■ **What you have to do**:
Search the material below for the string "General" and list each line that holds it.

***** Dataset entries

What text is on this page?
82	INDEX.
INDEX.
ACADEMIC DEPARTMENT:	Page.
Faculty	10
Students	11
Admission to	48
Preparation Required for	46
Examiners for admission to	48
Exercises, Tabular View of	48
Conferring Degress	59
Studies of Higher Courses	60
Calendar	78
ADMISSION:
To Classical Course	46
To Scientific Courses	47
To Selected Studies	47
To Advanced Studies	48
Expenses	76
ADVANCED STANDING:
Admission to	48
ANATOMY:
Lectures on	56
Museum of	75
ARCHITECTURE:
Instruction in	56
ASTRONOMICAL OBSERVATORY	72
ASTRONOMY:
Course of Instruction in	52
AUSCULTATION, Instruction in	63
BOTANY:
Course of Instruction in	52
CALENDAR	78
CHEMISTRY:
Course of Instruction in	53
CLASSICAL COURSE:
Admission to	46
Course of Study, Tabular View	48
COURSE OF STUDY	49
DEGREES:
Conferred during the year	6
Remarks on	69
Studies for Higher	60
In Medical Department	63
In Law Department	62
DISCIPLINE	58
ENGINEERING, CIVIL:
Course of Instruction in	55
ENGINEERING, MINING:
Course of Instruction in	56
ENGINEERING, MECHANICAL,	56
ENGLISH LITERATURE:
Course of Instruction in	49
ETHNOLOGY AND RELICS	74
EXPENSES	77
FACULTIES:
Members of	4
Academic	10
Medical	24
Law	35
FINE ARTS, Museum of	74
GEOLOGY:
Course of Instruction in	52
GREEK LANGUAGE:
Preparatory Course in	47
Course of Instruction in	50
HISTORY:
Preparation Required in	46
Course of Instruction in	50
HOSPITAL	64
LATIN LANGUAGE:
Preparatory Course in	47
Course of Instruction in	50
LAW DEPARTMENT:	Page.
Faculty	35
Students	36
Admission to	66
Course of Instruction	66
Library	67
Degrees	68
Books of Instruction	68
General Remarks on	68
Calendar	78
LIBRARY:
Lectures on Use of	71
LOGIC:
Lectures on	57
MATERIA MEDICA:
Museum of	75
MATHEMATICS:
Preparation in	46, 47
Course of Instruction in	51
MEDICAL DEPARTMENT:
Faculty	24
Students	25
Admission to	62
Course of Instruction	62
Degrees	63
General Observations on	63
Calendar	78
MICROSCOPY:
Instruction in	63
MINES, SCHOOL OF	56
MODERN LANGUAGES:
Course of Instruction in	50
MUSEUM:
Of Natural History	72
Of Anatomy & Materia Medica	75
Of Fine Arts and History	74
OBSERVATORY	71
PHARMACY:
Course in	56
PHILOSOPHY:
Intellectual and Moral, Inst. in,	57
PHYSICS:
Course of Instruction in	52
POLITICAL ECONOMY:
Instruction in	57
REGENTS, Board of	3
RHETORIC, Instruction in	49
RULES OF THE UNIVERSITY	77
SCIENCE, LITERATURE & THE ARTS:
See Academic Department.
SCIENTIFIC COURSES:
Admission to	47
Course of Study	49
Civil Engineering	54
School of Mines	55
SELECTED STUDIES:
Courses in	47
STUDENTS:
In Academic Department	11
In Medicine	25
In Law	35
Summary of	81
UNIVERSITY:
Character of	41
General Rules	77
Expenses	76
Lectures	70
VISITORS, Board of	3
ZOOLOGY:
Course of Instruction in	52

**********

■ **Answer for this exercise**:
General Remarks on	68
General Observations on	63
General Rules	77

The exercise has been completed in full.